# [Extracts from a graphics dataset]

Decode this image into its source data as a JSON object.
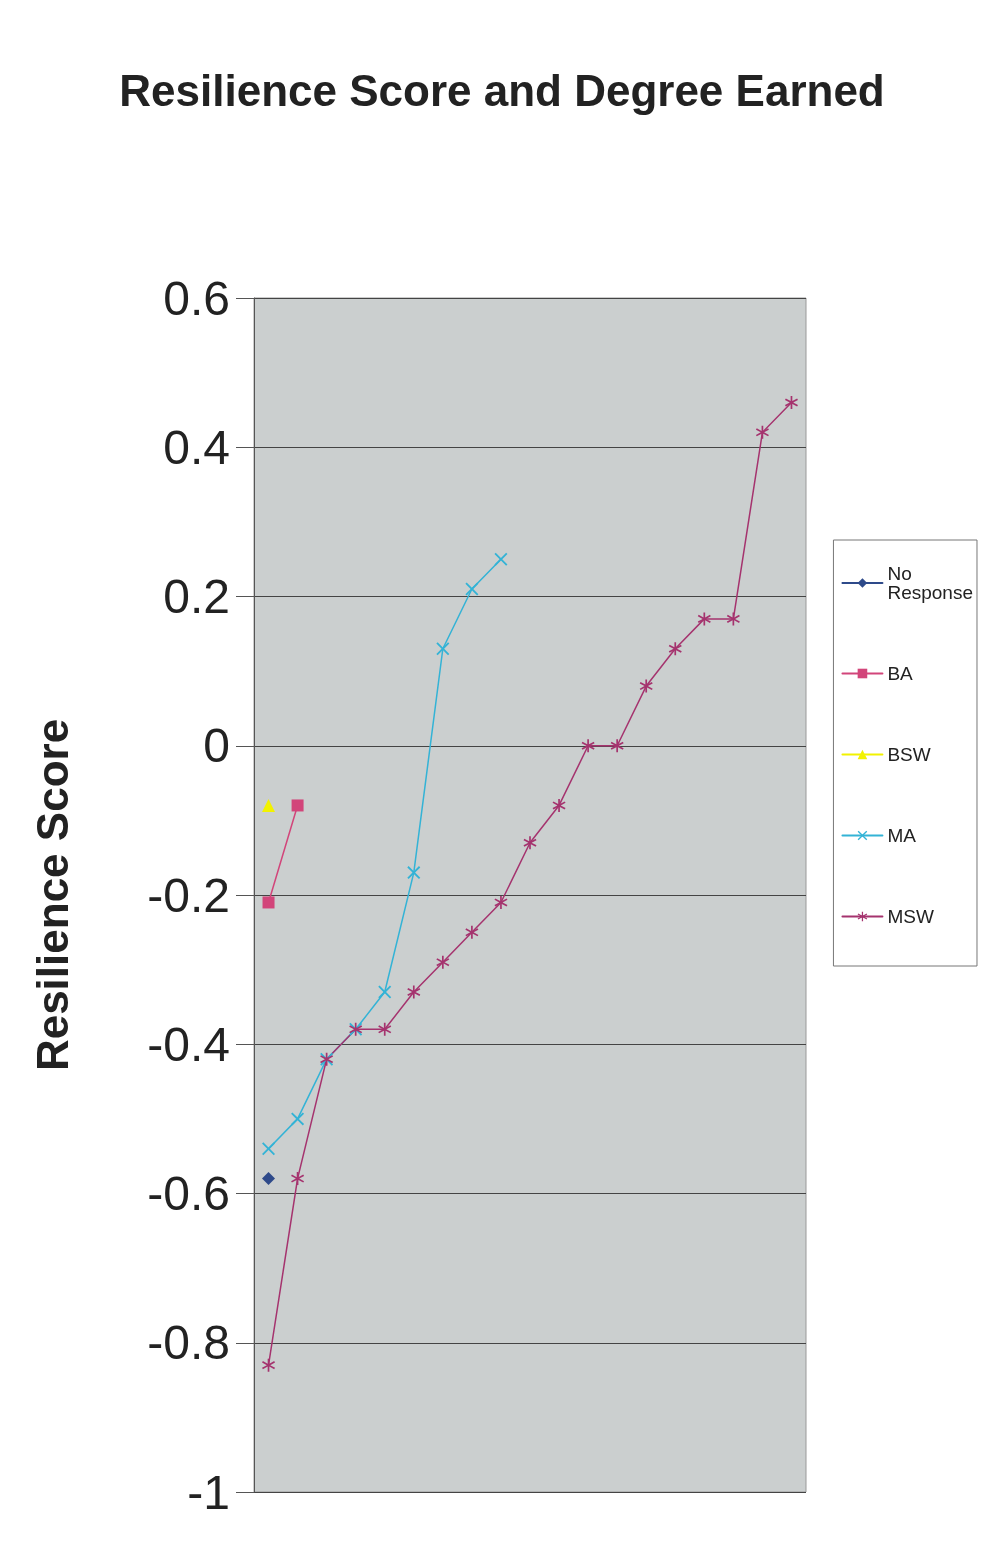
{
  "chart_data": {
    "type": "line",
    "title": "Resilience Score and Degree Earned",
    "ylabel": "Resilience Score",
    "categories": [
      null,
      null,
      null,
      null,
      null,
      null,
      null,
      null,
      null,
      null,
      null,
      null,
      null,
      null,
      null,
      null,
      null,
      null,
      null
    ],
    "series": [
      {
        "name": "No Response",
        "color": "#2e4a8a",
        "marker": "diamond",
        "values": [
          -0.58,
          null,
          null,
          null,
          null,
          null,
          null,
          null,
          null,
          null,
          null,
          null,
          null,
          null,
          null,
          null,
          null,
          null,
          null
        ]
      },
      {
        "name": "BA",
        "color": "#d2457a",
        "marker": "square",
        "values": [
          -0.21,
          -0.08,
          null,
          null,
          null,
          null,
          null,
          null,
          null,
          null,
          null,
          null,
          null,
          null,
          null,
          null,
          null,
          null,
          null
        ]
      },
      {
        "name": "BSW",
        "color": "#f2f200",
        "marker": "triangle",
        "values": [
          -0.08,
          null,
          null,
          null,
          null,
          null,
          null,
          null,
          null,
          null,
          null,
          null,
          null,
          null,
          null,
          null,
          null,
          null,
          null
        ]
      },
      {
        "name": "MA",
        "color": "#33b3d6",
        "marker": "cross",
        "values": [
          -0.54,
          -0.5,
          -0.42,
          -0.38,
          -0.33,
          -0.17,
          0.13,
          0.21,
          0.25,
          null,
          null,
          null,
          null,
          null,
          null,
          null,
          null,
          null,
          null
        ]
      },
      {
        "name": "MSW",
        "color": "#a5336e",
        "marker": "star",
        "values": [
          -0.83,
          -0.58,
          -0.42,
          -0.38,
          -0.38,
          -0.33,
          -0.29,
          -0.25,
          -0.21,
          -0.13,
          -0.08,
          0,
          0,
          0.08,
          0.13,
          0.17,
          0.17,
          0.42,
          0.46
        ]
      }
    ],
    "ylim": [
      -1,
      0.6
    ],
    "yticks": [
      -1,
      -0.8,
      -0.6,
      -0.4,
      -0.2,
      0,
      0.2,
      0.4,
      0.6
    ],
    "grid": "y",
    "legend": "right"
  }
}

---

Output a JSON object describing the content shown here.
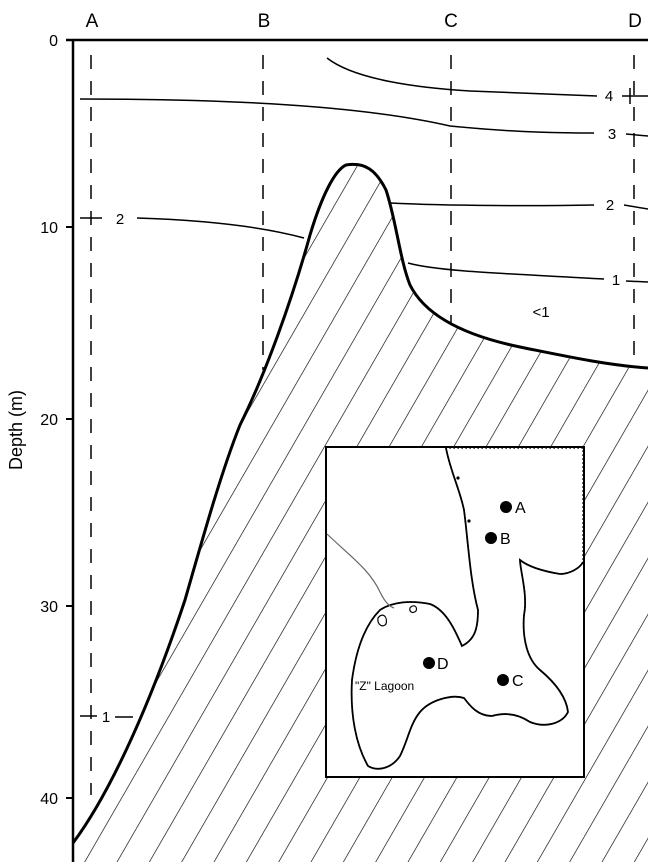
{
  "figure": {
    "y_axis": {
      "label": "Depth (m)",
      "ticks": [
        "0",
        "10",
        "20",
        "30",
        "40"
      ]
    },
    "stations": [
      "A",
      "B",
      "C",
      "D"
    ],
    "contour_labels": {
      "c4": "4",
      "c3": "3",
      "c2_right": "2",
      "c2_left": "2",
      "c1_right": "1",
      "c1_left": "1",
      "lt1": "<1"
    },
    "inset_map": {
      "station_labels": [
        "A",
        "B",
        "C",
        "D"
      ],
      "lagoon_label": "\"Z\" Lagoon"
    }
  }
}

# [What is required]
Among the entries, how many lines include the word "marker"? Answer with a single number and nothing further.

# [Written answer]
5